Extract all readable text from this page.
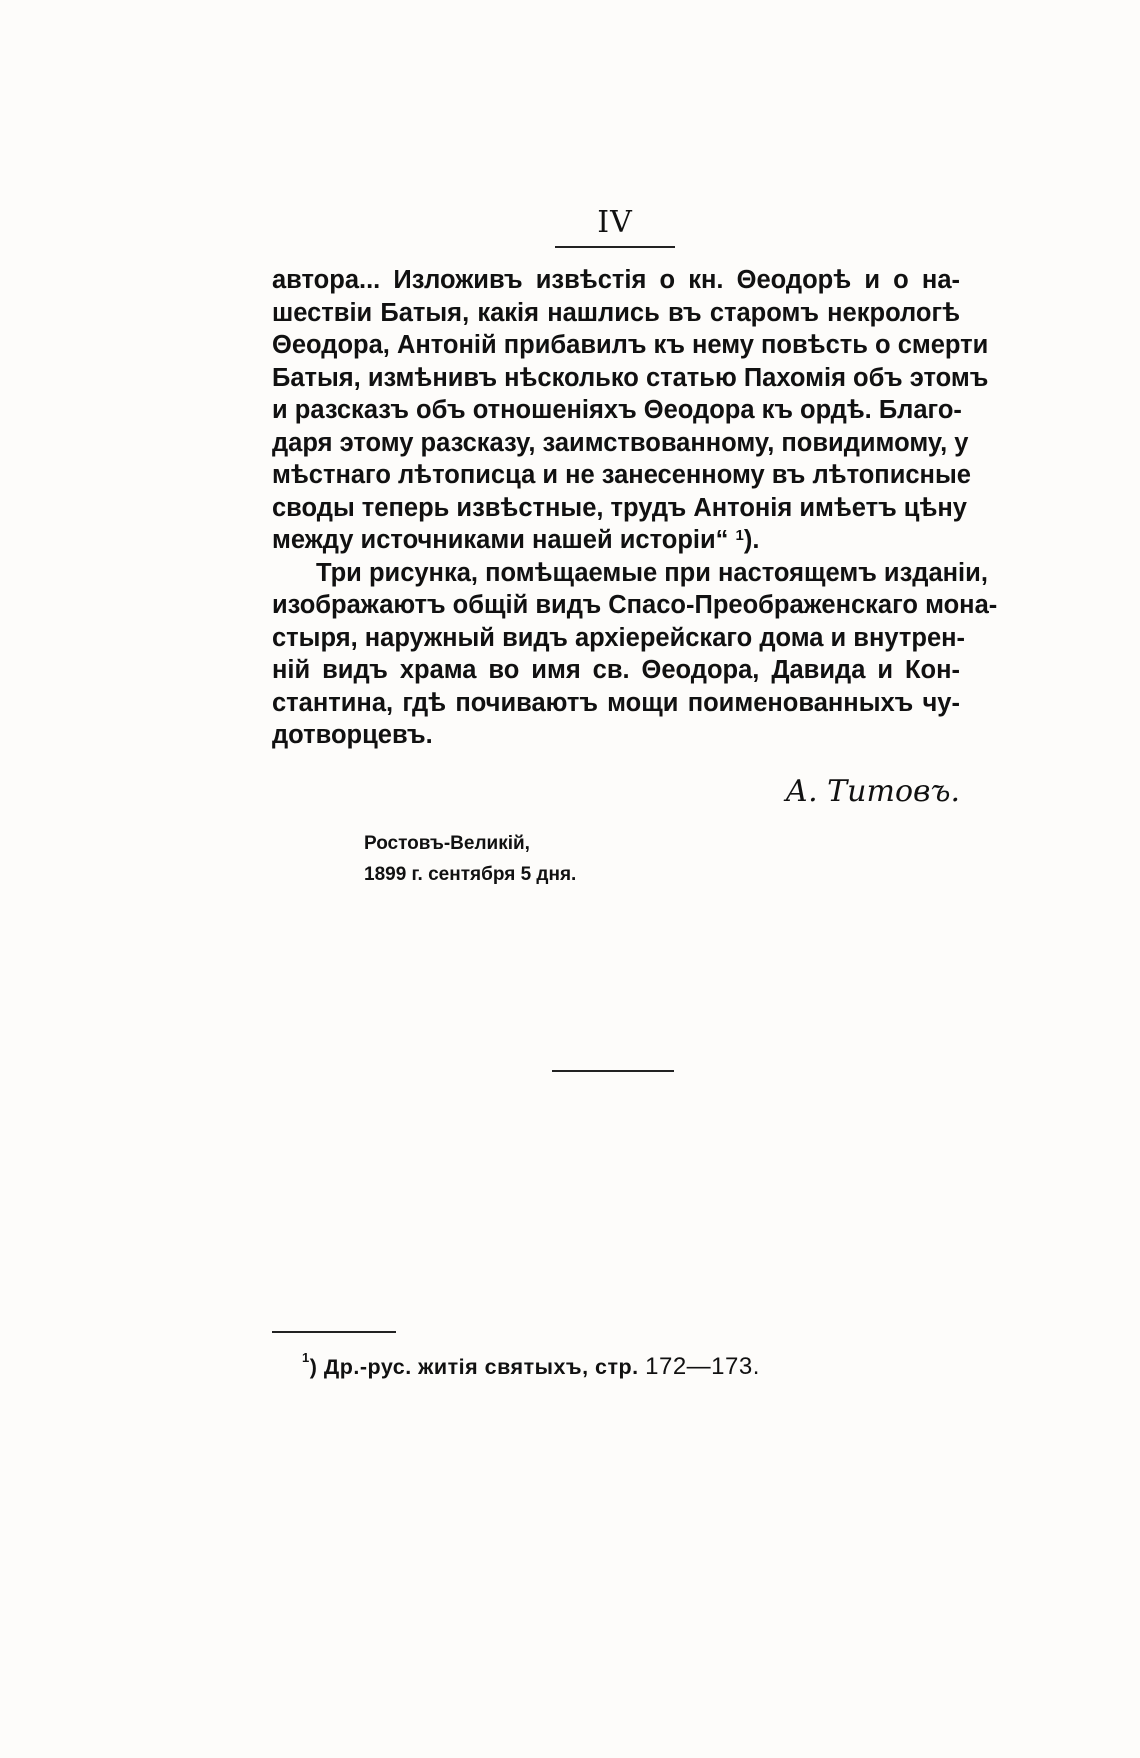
IV
автора... Изложивъ извѣстія о кн. Θеодорѣ и о на-
шествіи Батыя, какія нашлись въ старомъ некрологѣ
Θеодора, Антоній прибавилъ къ нему повѣсть о смерти
Батыя, измѣнивъ нѣсколько статью Пахомія объ этомъ
и разсказъ объ отношеніяхъ Θеодора къ ордѣ. Благо-
даря этому разсказу, заимствованному, повидимому, у
мѣстнаго лѣтописца и не занесенному въ лѣтописные
своды теперь извѣстные, трудъ Антонія имѣетъ цѣну
между источниками нашей исторіи“ $^1$).
Три рисунка, помѣщаемые при настоящемъ изданіи,
изображаютъ общій видъ Спасо-Преображенскаго мона-
стыря, наружный видъ архіерейскаго дома и внутрен-
ній видъ храма во имя св. Θеодора, Давида и Кон-
стантина, гдѣ почиваютъ мощи поименованныхъ чу-
дотворцевъ.
А. Титовъ.
Ростовъ-Великій,
1899 г. сентября 5 дня.
$^1$) Др.-рус. житія святыхъ, стр. 172—173.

> **SHORT PROBLEM**
Scan the listing above and identify each line holding the string "Θеодора"; copy every such line.

> **FINISHED TASK**
Θеодора, Антоній прибавилъ къ нему повѣсть о смерти
и разсказъ объ отношеніяхъ Θеодора къ ордѣ. Благо-
ній видъ храма во имя св. Θеодора, Давида и Кон-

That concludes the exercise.